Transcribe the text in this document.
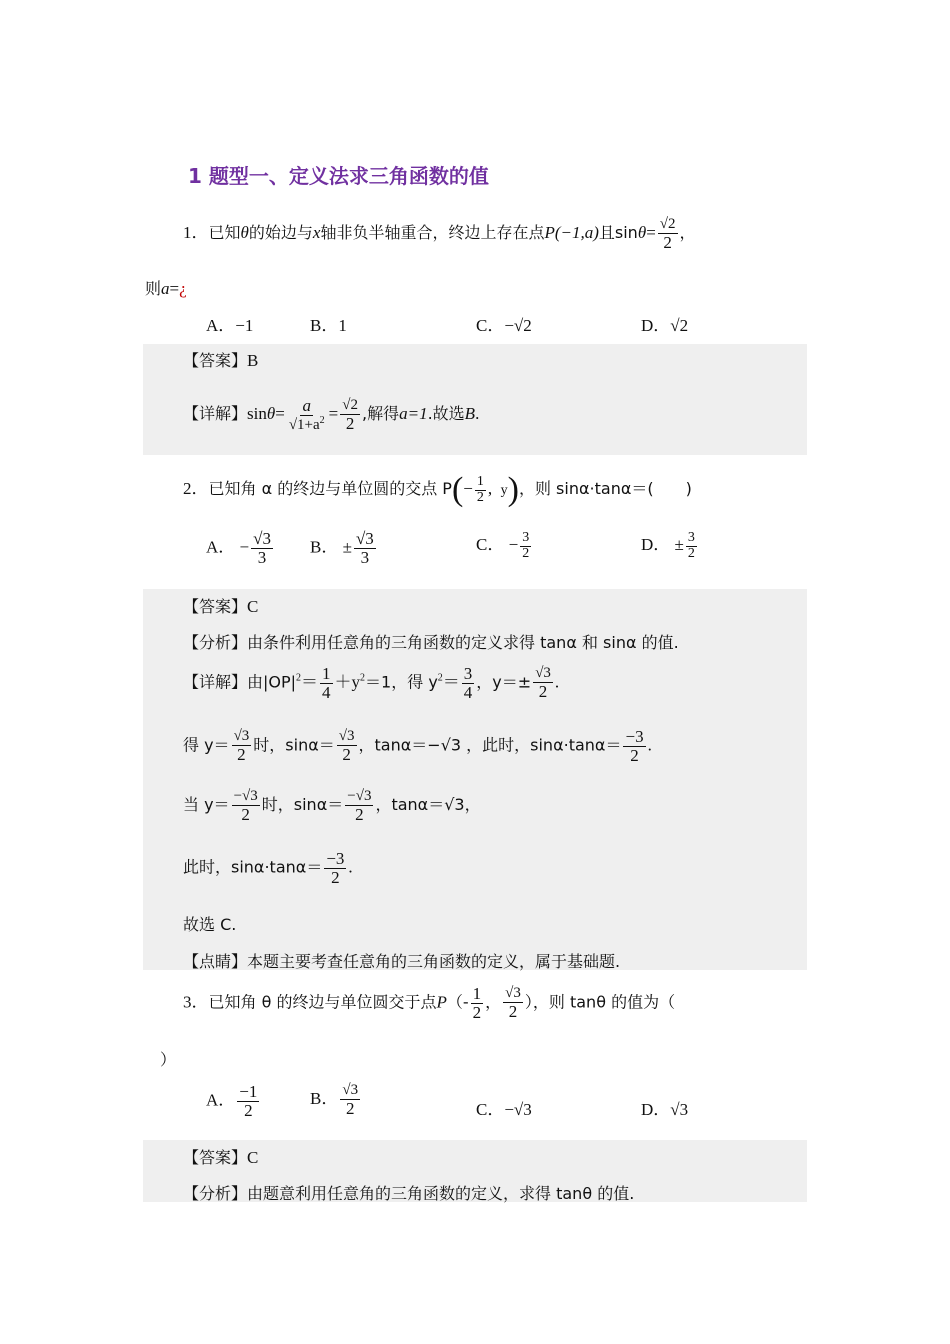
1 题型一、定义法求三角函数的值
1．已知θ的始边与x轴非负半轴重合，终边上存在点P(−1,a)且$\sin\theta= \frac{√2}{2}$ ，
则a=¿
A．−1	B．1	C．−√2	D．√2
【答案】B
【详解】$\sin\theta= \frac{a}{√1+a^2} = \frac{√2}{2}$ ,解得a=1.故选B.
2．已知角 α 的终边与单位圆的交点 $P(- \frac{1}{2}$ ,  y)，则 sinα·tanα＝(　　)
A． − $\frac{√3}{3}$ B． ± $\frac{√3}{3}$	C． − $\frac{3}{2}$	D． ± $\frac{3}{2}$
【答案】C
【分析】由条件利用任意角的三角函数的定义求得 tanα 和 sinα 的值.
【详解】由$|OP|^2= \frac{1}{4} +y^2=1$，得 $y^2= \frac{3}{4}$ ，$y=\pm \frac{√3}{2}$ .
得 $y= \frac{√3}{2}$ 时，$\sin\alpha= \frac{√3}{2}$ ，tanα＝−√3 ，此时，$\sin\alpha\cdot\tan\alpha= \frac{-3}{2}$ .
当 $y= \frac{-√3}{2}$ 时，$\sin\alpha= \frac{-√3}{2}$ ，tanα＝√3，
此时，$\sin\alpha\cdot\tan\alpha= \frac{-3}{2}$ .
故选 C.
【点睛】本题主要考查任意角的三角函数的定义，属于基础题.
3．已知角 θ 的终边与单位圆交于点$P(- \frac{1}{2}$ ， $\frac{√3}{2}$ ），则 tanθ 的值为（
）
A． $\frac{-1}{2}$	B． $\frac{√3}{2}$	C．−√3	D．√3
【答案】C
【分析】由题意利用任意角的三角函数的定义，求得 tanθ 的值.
━━━━━━━━━━━━━━━━━━━━━━━━━━━━━━
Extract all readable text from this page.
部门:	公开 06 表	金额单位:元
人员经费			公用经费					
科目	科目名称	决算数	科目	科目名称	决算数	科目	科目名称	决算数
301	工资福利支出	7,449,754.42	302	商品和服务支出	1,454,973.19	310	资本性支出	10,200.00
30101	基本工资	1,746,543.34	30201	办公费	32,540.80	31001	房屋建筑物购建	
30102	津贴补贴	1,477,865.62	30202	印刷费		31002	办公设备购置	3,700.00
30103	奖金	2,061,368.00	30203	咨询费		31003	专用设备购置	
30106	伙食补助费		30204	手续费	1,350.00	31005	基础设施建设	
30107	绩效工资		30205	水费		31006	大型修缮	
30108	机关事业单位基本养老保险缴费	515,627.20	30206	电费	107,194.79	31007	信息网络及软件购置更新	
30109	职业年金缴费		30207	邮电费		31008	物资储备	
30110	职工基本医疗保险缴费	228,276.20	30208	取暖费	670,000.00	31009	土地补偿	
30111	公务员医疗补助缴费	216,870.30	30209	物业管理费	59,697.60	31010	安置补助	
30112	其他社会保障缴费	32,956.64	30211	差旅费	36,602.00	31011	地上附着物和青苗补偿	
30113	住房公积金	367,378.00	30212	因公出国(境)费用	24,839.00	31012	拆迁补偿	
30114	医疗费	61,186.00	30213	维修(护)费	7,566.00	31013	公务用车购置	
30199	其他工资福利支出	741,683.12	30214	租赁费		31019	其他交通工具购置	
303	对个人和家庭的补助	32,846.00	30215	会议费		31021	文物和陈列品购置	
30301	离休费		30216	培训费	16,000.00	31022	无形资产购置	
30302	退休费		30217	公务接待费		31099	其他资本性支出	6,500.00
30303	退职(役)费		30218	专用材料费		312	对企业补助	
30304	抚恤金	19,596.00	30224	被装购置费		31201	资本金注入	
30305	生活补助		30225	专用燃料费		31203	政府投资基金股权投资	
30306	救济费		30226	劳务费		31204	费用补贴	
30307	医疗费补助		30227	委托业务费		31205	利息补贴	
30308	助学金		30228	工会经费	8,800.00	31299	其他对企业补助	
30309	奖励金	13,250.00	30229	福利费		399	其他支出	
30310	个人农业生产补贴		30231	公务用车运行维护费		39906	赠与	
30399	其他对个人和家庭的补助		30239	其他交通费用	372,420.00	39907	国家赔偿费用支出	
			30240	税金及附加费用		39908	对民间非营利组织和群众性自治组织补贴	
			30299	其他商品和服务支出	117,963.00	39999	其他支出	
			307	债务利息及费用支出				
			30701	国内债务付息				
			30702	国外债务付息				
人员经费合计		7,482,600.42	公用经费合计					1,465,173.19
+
━━━━━━━━━━━━━━━━━━━━━━━━━━━━━━
What is required
Check the data for the word "text" and pull out the lines that have it.

Finished answer
Transcribe the text in this document.
Extract all readable text from this page.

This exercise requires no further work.